Search This Blog

Sunday, May 5, 2013

TPM: Libatkan Ulama dan Tokoh Masyarakat dalam Pembahasan Bendera dan Lambang

TPM: Libatkan Ulama dan Tokoh Masyarakat dalam Pembahasan Bendera dan Lambang

Banda Aceh – Tim Pengacara Muslim Aceh, meminta Pemerintah Aceh dan Kemendagri melibatkan ulama dan tokoh masyarakat Aceh dari berbagai unsur, yang merefleksikan keterwakilan islam, sejarah, adat istiadat dan ke ciri khas Aceh dalam membahas koreksi Mendagri atas  Qanun Aceh No 3 tahun 2013 tentang Bendera dan Lambang Aceh.
“Qanun adalah sebuah regulasi yang mengikat seluruh masyarakat Aceh, untuk itu peraturan dimaksud  harus dapat diterima secara baik oleh masyarakat Aceh,” ujar salah satu Tim Pengacara Muslim Aceh, Safaruddin S.H, Minggu (05/05/2013).
Safaruddin menuturkan, dalam setiap penyusunan regulasi untuk Aceh, harus selalu mendahulukan nilai nilai keislaman dan baru di ikuti dengan norma lainnya.
Menurut Safruddin, Qanun bendera dan lambang Aceh yang disahkan DPRA beberapa waktu lalu, selain bertentangan dengan PP 77 tahun 2007, juga dinilai bertentangan dengan nilai- nilai islam yang telah digariskan dalam Al Qur’an, serta menjadi pedoman hidup seluruh umat Islam di dunia.

Bahan Tersedia:
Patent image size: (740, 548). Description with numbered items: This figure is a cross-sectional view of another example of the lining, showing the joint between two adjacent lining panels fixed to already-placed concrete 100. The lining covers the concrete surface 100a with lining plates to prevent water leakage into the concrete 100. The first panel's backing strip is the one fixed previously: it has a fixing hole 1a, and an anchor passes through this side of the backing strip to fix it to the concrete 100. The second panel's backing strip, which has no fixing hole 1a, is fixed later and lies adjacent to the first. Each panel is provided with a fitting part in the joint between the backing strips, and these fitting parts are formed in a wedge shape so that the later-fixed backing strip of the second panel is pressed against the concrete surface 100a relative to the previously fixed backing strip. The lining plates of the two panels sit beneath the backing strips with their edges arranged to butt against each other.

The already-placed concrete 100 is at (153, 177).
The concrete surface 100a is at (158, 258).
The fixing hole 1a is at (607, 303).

Petunjuk Latihan:
1. Menurut berita tentang Qanun Bendera dan Lambang Aceh, mengapa ulama dan tokoh masyarakat Aceh perlu dilibatkan dalam pembahasan koreksi Mendagri atas qanun tersebut? Jawab dalam satu sampai tiga kalimat.
2. Lanjutkan berita tentang Qanun Bendera dan Lambang Aceh setelah kalimat terakhirnya.

Kunci Jawaban:
1. Qanun adalah regulasi yang mengikat seluruh masyarakat Aceh. Karena itu, peraturan tersebut harus dapat diterima dengan baik oleh masyarakat Aceh.

2.
Penggambaran Buraq pada lambang Aceh kata Safar, termasuk dalam kategori mendustai ayat- ayat Al Qur’an, dan melecehkan Nabi Muhammad SAW. Hal itu lanjut Safar,  sama seperti kaum musrikin mendustakan Malaikat- Malaikat Allah.
Safaruddin juga mengutip salah satu Firman Allah SWT yang maknanya  ‘Mereka menjadikan malaikat malaikat yang mereka itu adalah hamba Allah Yang Maha Permurah, sebagai seorang perempuan. Apakah mereka menyaksikan penciptaan malaikat malaikat itu? Kelak akan dituliskan persaksian mereka dan mereka akan dimintai pertanggungjawaban” [QS.az-Zukhruf (43):19]
Lebih jauh Safaruddin menyebutkan, permasalahan yang timbul dan menjadi dalam Qanun bendera dan lambang Aceh, akibat dalam penyusunannya tidak melibatkan unsur Ulama dan tokoh masyarakat Aceh dari beragam unsur.
“DPRA mengedepankan arogansinya dalam penyusunan Qanun itu, ini juga tidak sejalan dengan sejarah kejayaan Kerajaan Aceh masa lalu, di mana kala itu, sebuah aturan publik selalu melibatkan para ulama dan tokoh masyarakat dari beragam unsur,” kata Safar.
Dalam Al Qur’an kata Safar, menolak keyakinan seperti itu sebagaimana tersebut  antara lain dengan firman- Nya  “Tanyakanlah kepada mereka (orang orang kafir Mekkah): ‘Apakah untuk Tuhanmu anak-anak perempuan dan anak-anak laki-laki, atau apakah kami menciptakan malaikat-malaikat berupa perempuan dan menyaksikan (nya). Ketahuilah bahwa sesungguhnya mereka dengan kebohongannya benar-benar mengatakan: ‘Allah beranak. Apakah Tuhan memilih (mengutamakan) anak perempuan daripada anak laki-laki? Apakah yang terjadi padamu? Bagaimana (caranya) kamu menetapkan? Maka,apakah kamu tidak memikirkan? Atau apakah kamu memunyai bukti yang nyata?”. [QS.ash-Shaffat (37): 149-156].
“Aceh sebagai daerah khusus dan ber syariat Islam serta  disebut Serambi Mekkah, karena ketaqwaannya rakyatnya kepada Allah SWT, maka itu harus dihormati oleh semua pihak. Termasuk dalam setiap kebijakan menyangkut publik Aceh,” imbuhnya.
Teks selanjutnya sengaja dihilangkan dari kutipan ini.